— BEGIN DATASET —
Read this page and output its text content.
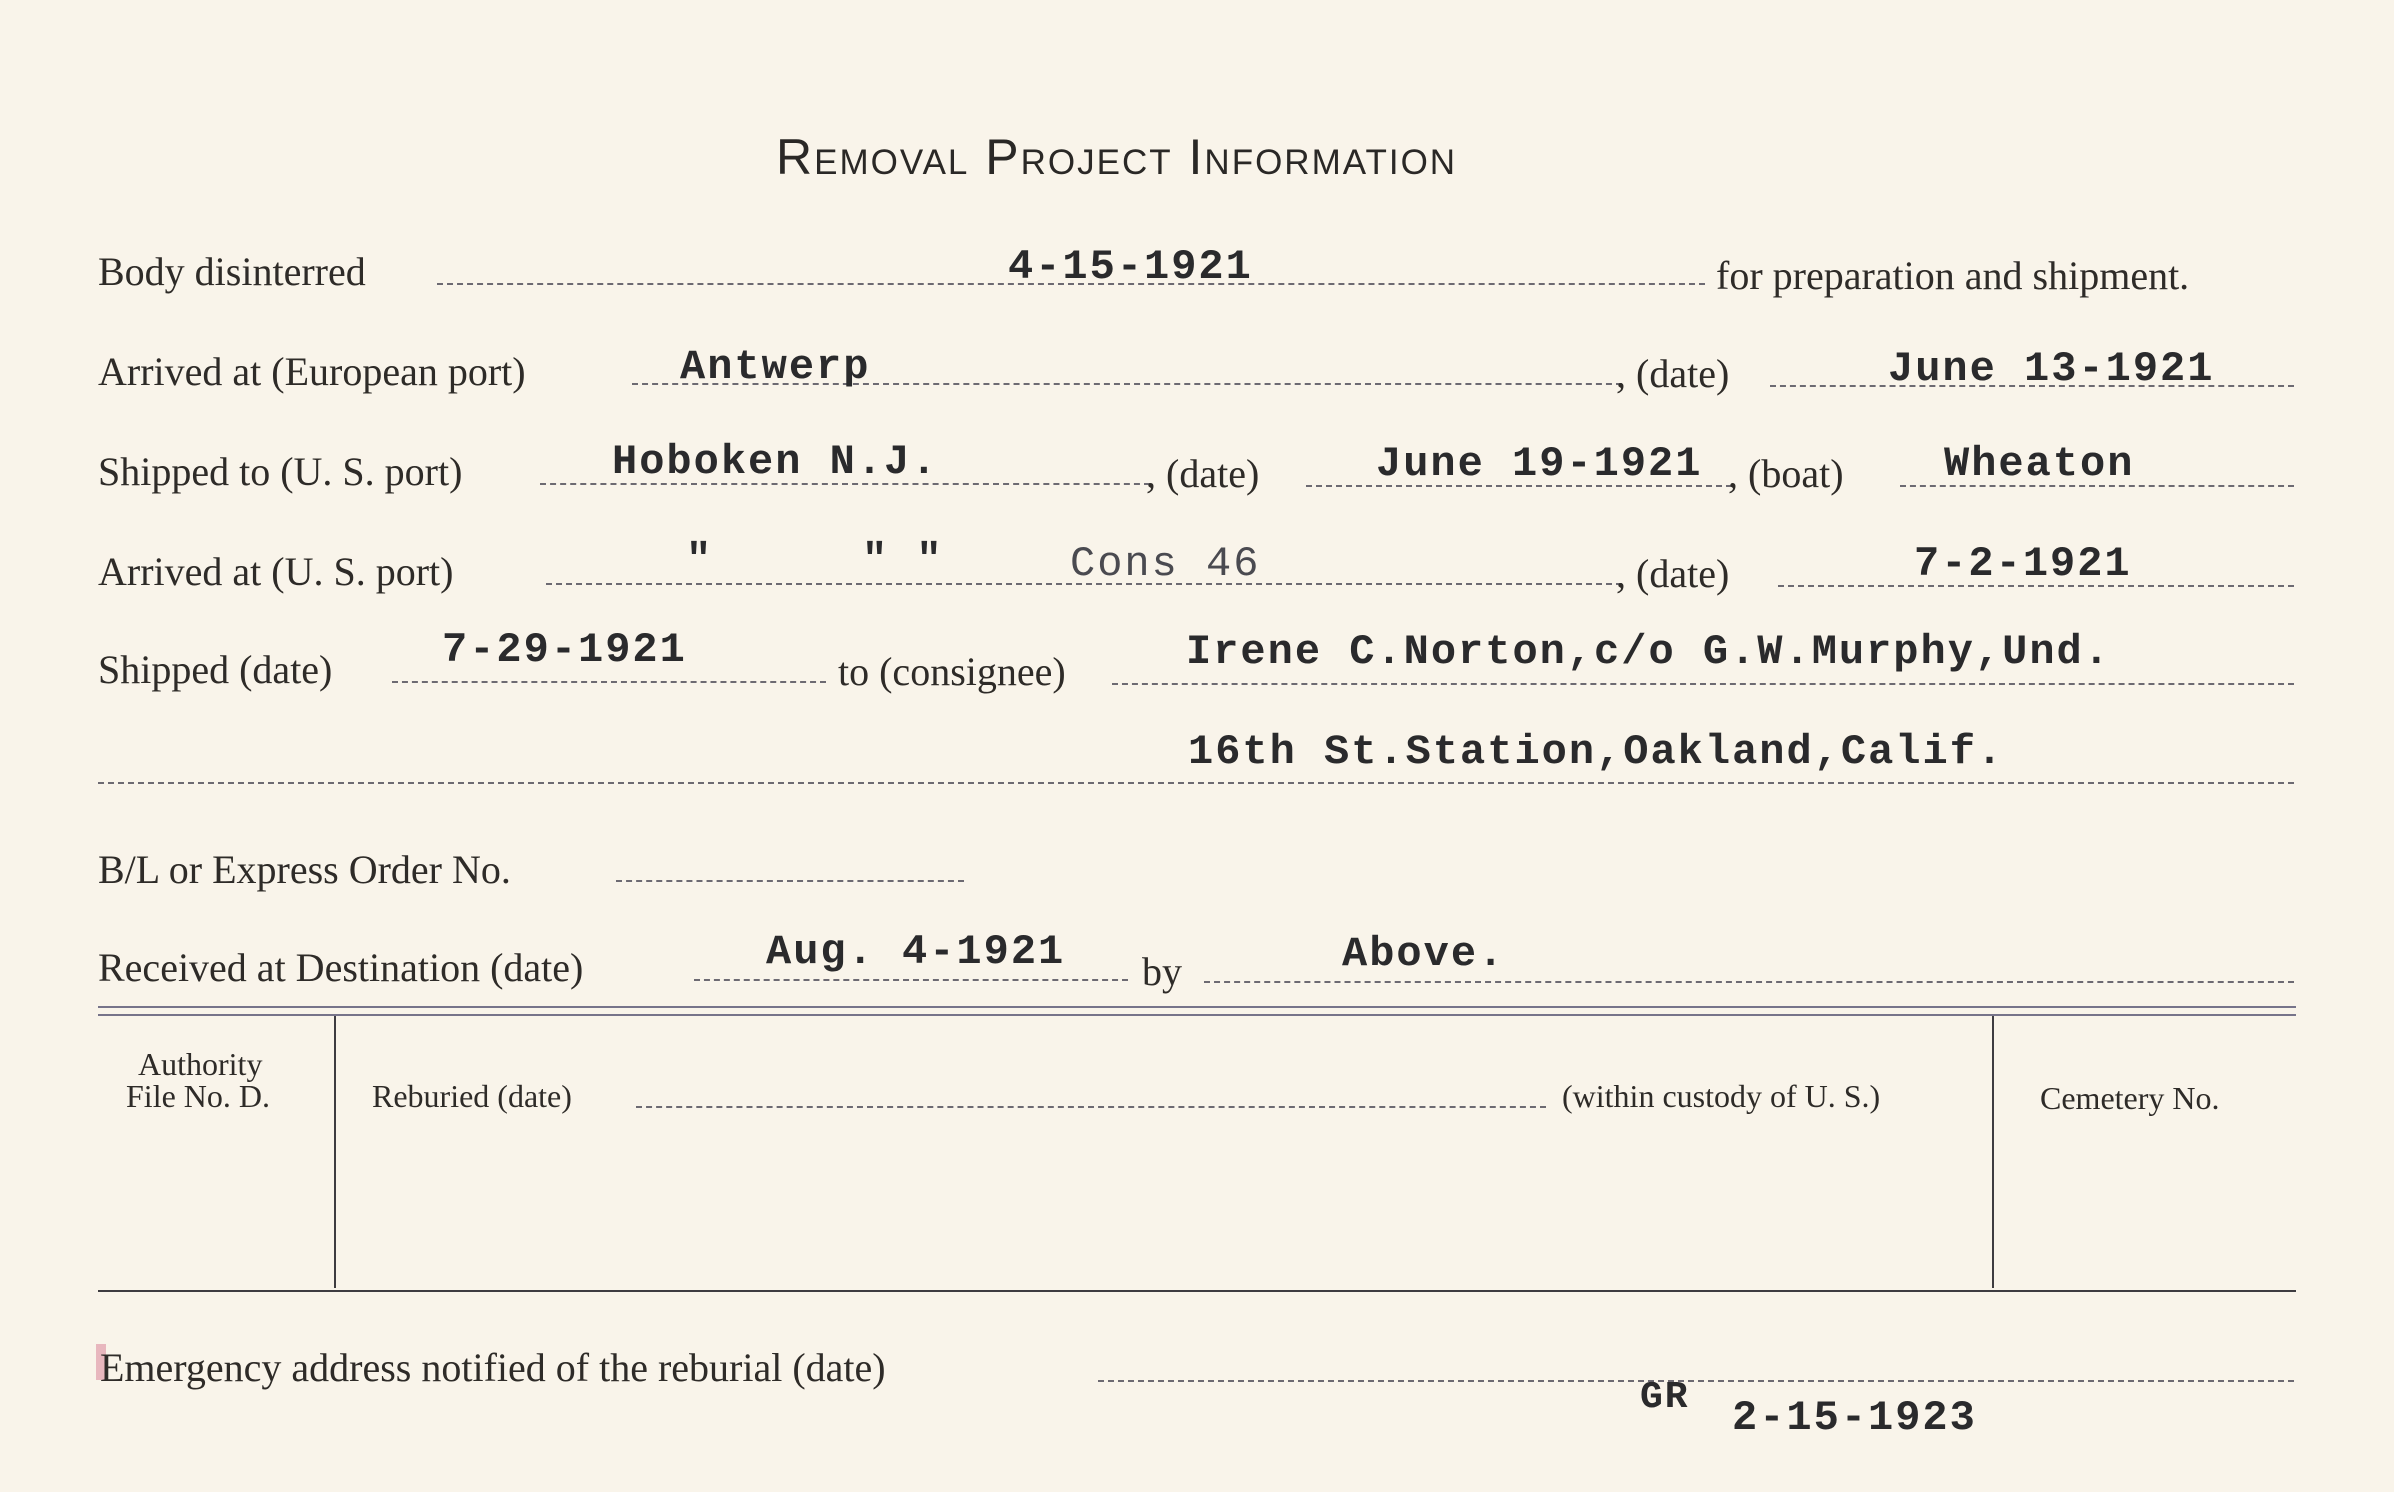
Removal Project Information
Body disinterred	4-15-1921	for preparation and shipment.
Arrived at (European port)	Antwerp	, (date)	June 13-1921
Shipped to (U. S. port)	Hoboken N.J.	, (date)	June 19-1921 , (boat) Wheaton
Arrived at (U. S. port)	"	" "	Cons 46	, (date)	7-2-1921
Shipped (date)	7-29-1921	to (consignee)	Irene C.Norton,c/o G.W.Murphy,Und.
16th St.Station,Oakland,Calif.
B/L or Express Order No.
Received at Destination (date)	Aug. 4-1921 by	Above.
Authority
File No. D.	Reburied (date)	(within custody of U. S.)	Cemetery No.
Emergency address notified of the reburial (date)
GR 2-15-1923
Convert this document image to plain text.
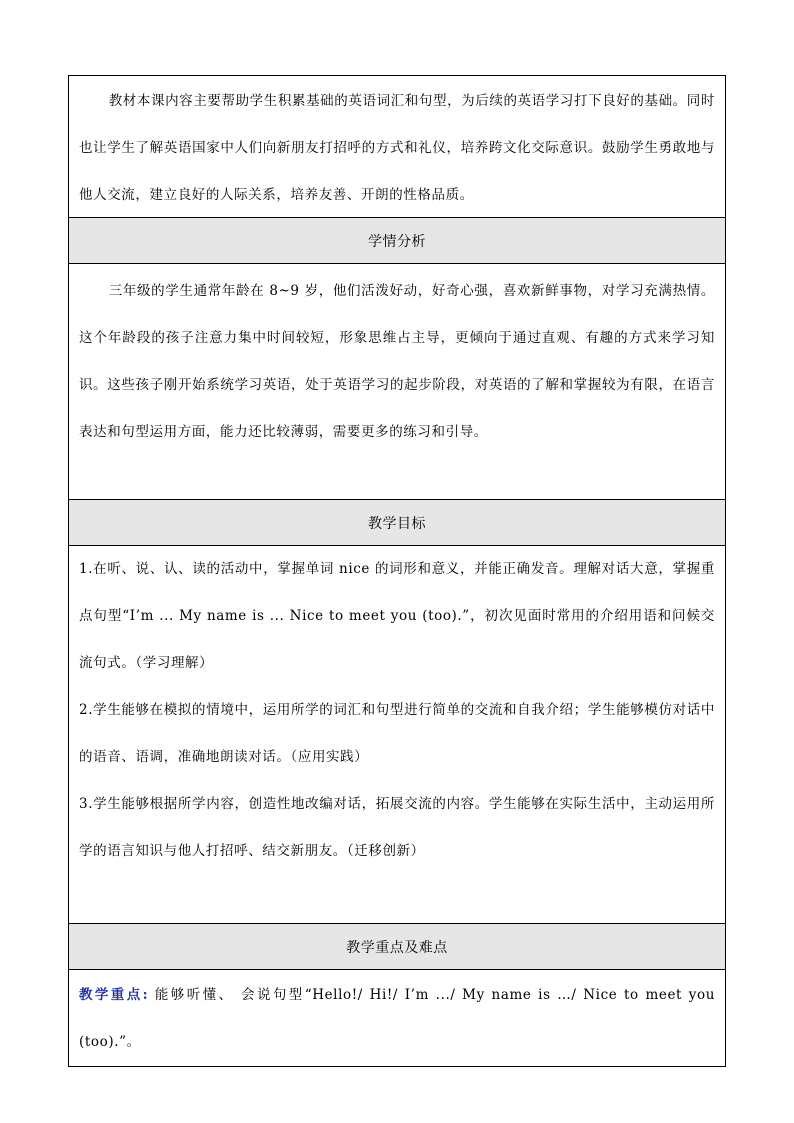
教材本课内容主要帮助学生积累基础的英语词汇和句型，为后续的英语学习打下良好的基础。同时也让学生了解英语国家中人们向新朋友打招呼的方式和礼仪，培养跨文化交际意识。鼓励学生勇敢地与他人交流，建立良好的人际关系，培养友善、开朗的性格品质。

学情分析

三年级的学生通常年龄在 8~9 岁，他们活泼好动，好奇心强，喜欢新鲜事物，对学习充满热情。这个年龄段的孩子注意力集中时间较短，形象思维占主导，更倾向于通过直观、有趣的方式来学习知识。这些孩子刚开始系统学习英语，处于英语学习的起步阶段，对英语的了解和掌握较为有限，在语言表达和句型运用方面，能力还比较薄弱，需要更多的练习和引导。

教学目标

1.在听、说、认、读的活动中，掌握单词 nice 的词形和意义，并能正确发音。理解对话大意，掌握重点句型“I’m ... My name is ... Nice to meet you (too).”，初次见面时常用的介绍用语和问候交流句式。（学习理解）

2.学生能够在模拟的情境中，运用所学的词汇和句型进行简单的交流和自我介绍；学生能够模仿对话中的语音、语调，准确地朗读对话。（应用实践）

3.学生能够根据所学内容，创造性地改编对话，拓展交流的内容。学生能够在实际生活中，主动运用所学的语言知识与他人打招呼、结交新朋友。（迁移创新）

教学重点及难点

教学重点: 能够听懂、 会说句型“Hello!/ Hi!/ I’m .../ My name is …/ Nice to meet you (too).”。
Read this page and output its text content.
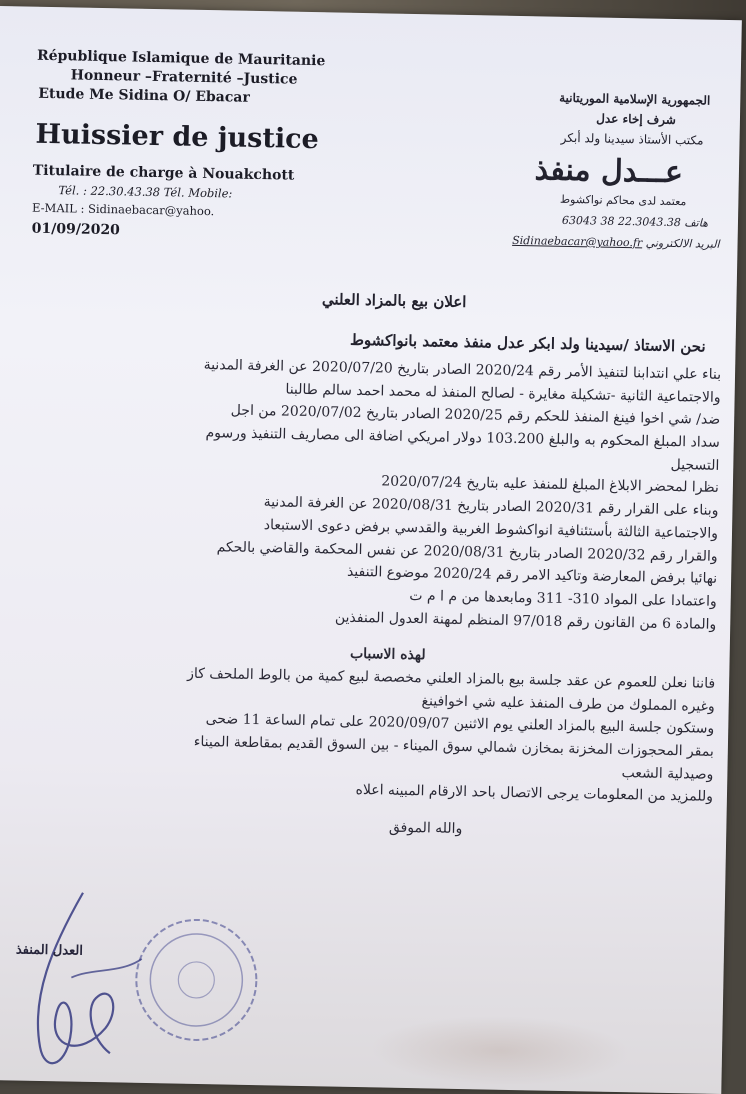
République Islamique de Mauritanie
Honneur –Fraternité –Justice
Etude Me Sidina O/ Ebacar
Huissier de justice
Titulaire de charge à Nouakchott
Tél. : 22.30.43.38 Tél. Mobile:
E-MAIL : Sidinaebacar@yahoo.
01/09/2020
الجمهورية الإسلامية الموريتانية
شرف إخاء عدل
مكتب الأستاذ سيدينا ولد أبكر
عـــدل منفذ
معتمد لدى محاكم نواكشوط
63043 38 22.3043.38 هاتف
Sidinaebacar@yahoo.fr البريد الالكتروني
اعلان بيع بالمزاد العلني
نحن الاستاذ /سيدينا ولد ابكر عدل منفذ معتمد بانواكشوط
بناء علي انتدابنا لتنفيذ الأمر رقم 2020/24 الصادر بتاريخ 2020/07/20 عن الغرفة المدنية
والاجتماعية الثانية -تشكيلة مغايرة - لصالح المنفذ له محمد احمد سالم طالبنا
ضد/ شي اخوا فينغ المنفذ للحكم رقم 2020/25 الصادر بتاريخ 2020/07/02 من اجل
سداد المبلغ المحكوم به والبلغ 103.200 دولار امريكي اضافة الى مصاريف التنفيذ ورسوم
التسجيل
نظرا لمحضر الابلاغ المبلغ للمنفذ عليه بتاريخ 2020/07/24
وبناء على القرار رقم 2020/31 الصادر بتاريخ 2020/08/31 عن الغرفة المدنية
والاجتماعية الثالثة بأستئنافية انواكشوط الغربية والقدسي برفض دعوى الاستبعاد
والقرار رقم 2020/32 الصادر بتاريخ 2020/08/31 عن نفس المحكمة والقاضي بالحكم
نهائيا برفض المعارضة وتاكيد الامر رقم 2020/24 موضوع التنفيذ
واعتمادا على المواد 310- 311 ومابعدها من م ا م ت
والمادة 6 من القانون رقم 97/018 المنظم لمهنة العدول المنفذين
لهذه الاسباب
فاننا نعلن للعموم عن عقد جلسة بيع بالمزاد العلني مخصصة لبيع كمية من بالوط الملحف كاز
وغيره المملوك من طرف المنفذ عليه شي اخوافينغ
وستكون جلسة البيع بالمزاد العلني يوم الاثنين 2020/09/07 على تمام الساعة 11 ضحى
بمقر المحجوزات المخزنة بمخازن شمالي سوق الميناء - بين السوق القديم بمقاطعة الميناء
وصيدلية الشعب
وللمزيد من المعلومات يرجى الاتصال باحد الارقام المبينه اعلاه
والله الموفق
العدل المنفذ
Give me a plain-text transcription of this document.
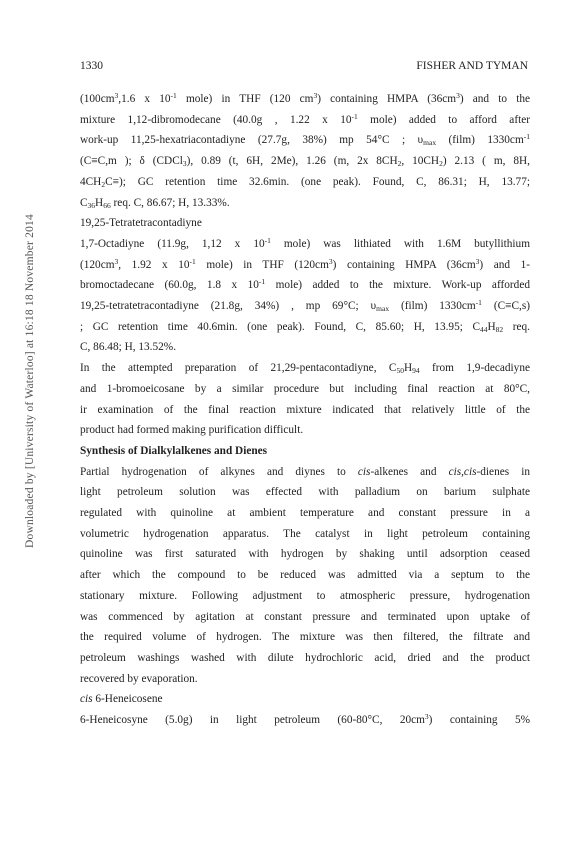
Downloaded by [University of Waterloo] at 16:18 18 November 2014
1330	FISHER AND TYMAN
($100cm^3,1.6$ x $10^{-1}$ mole) in THF (120 $cm^3$) containing HMPA $(36cm^3)$ and to the
mixture 1,12-dibromodecane (40.0g , 1.22 x $10^{-1}$ mole) added to afford after
work-up 11,25-hexatriacontadiyne (27.7g, 38%) mp 54°C ; $\upsilon_{max}$ (film) $1330cm^{-1}$
(C≡C,m ); δ (CDCl$_3$), 0.89 (t, 6H, 2Me), 1.26 (m, 2x $8CH_2$, $10CH_2$) 2.13 ( m, 8H,
$4CH_2C\equiv$); GC retention time 32.6min. (one peak). Found, C, 86.31; H, 13.77;
$C_{36}H_{66}$ req. C, 86.67; H, 13.33%.
19,25-Tetratetracontadiyne
1,7-Octadiyne (11.9g, 1,12 x $10^{-1}$ mole) was lithiated with 1.6M butyllithium
($120cm^3$, 1.92 x $10^{-1}$ mole) in THF $(120cm^3)$ containing HMPA $(36cm^3)$ and 1-
bromoctadecane (60.0g, 1.8 x $10^{-1}$ mole) added to the mixture. Work-up afforded
19,25-tetratetracontadiyne (21.8g, 34%) , mp 69°C; $\upsilon_{max}$ (film) $1330cm^{-1}$ (C≡C,s)
; GC retention time 40.6min. (one peak). Found, C, 85.60; H, 13.95; $C_{44}H_{82}$ req.
C, 86.48; H, 13.52%.
In the attempted preparation of 21,29-pentacontadiyne, $C_{50}H_{94}$ from 1,9-decadiyne
and 1-bromoeicosane by a similar procedure but including final reaction at 80°C,
ir examination of the final reaction mixture indicated that relatively little of the
product had formed making purification difficult.
Synthesis of Dialkylalkenes and Dienes
Partial hydrogenation of alkynes and diynes to cis-alkenes and cis,cis-dienes in
light petroleum solution was effected with palladium on barium sulphate
regulated with quinoline at ambient temperature and constant pressure in a
volumetric hydrogenation apparatus. The catalyst in light petroleum containing
quinoline was first saturated with hydrogen by shaking until adsorption ceased
after which the compound to be reduced was admitted via a septum to the
stationary mixture. Following adjustment to atmospheric pressure, hydrogenation
was commenced by agitation at constant pressure and terminated upon uptake of
the required volume of hydrogen. The mixture was then filtered, the filtrate and
petroleum washings washed with dilute hydrochloric acid, dried and the product
recovered by evaporation.
cis 6-Heneicosene
6-Heneicosyne (5.0g) in light petroleum (60-80°C, $20cm^3$) containing 5%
— END DATASET —
• _INSTRUCTIONS TO FOLLOW_:
List each line of the entries that holds the string "product".

• _WORKED SOLUTION_:
product had formed making purification difficult.
petroleum washings washed with dilute hydrochloric acid, dried and the product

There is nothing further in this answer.